Items from a dataset
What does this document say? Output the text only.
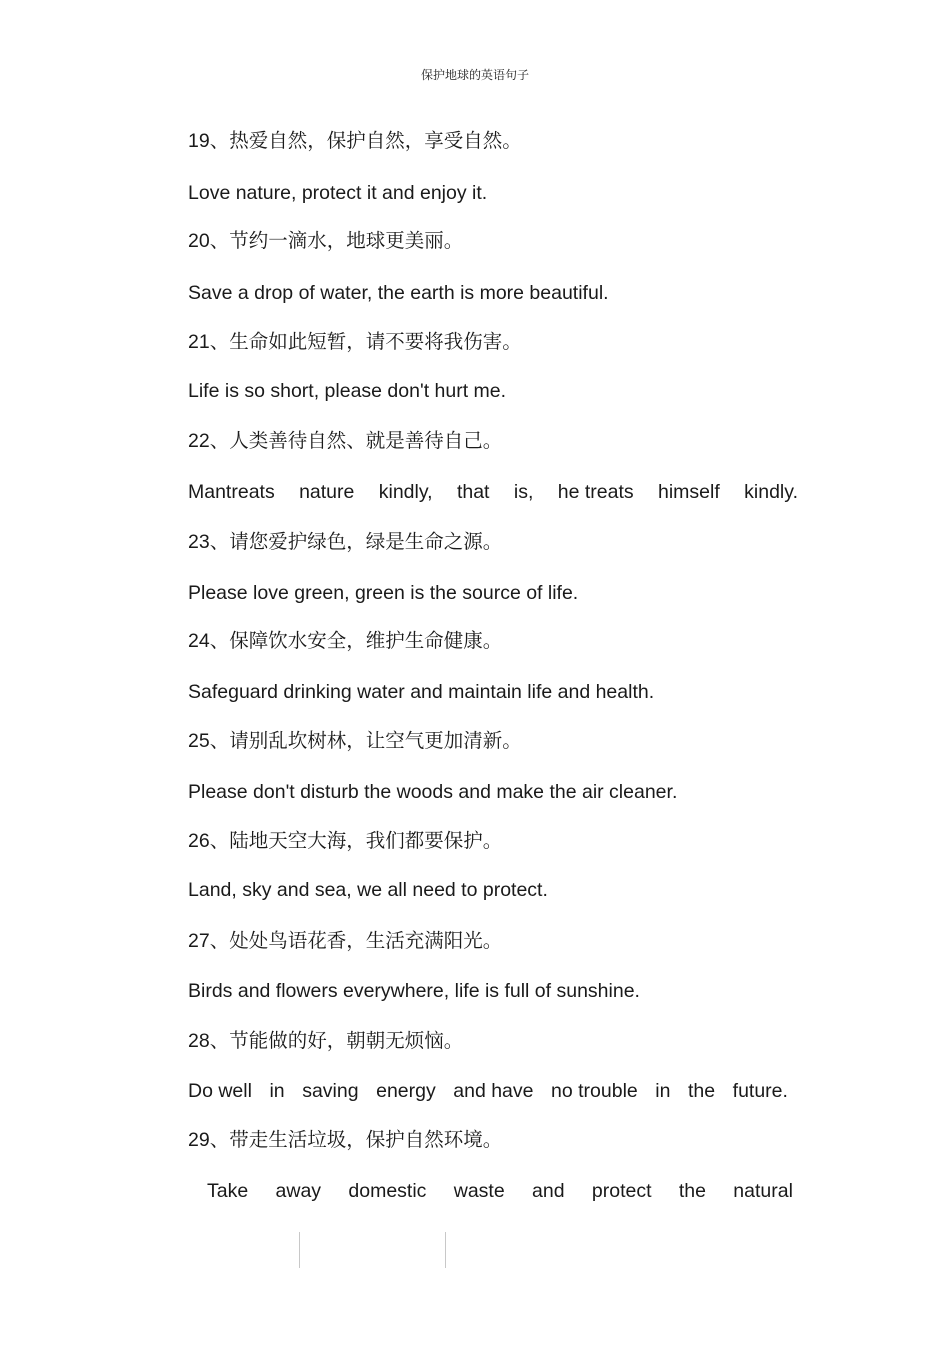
保护地球的英语句子
19、热爱自然，保护自然，享受自然。
Love nature, protect it and enjoy it.
20、节约一滴水，地球更美丽。
Save a drop of water, the earth is more beautiful.
21、生命如此短暂，请不要将我伤害。
Life is so short, please don't hurt me.
22、人类善待自然、就是善待自己。
Mantreats nature kindly, that is, he treats himself kindly.
23、请您爱护绿色，绿是生命之源。
Please love green, green is the source of life.
24、保障饮水安全，维护生命健康。
Safeguard drinking water and maintain life and health.
25、请别乱坎树林，让空气更加清新。
Please don't disturb the woods and make the air cleaner.
26、陆地天空大海，我们都要保护。
Land, sky and sea, we all need to protect.
27、处处鸟语花香，生活充满阳光。
Birds and flowers everywhere, life is full of sunshine.
28、节能做的好，朝朝无烦恼。
Do well in saving energy and have no trouble in the future.
29、带走生活垃圾，保护自然环境。
Take away domestic waste and protect the natural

### Problem to solve
Extract lines where the string "nature" occurs.

### Solution for this task
Love nature, protect it and enjoy it.
Mantreats nature kindly, that is, he treats himself kindly.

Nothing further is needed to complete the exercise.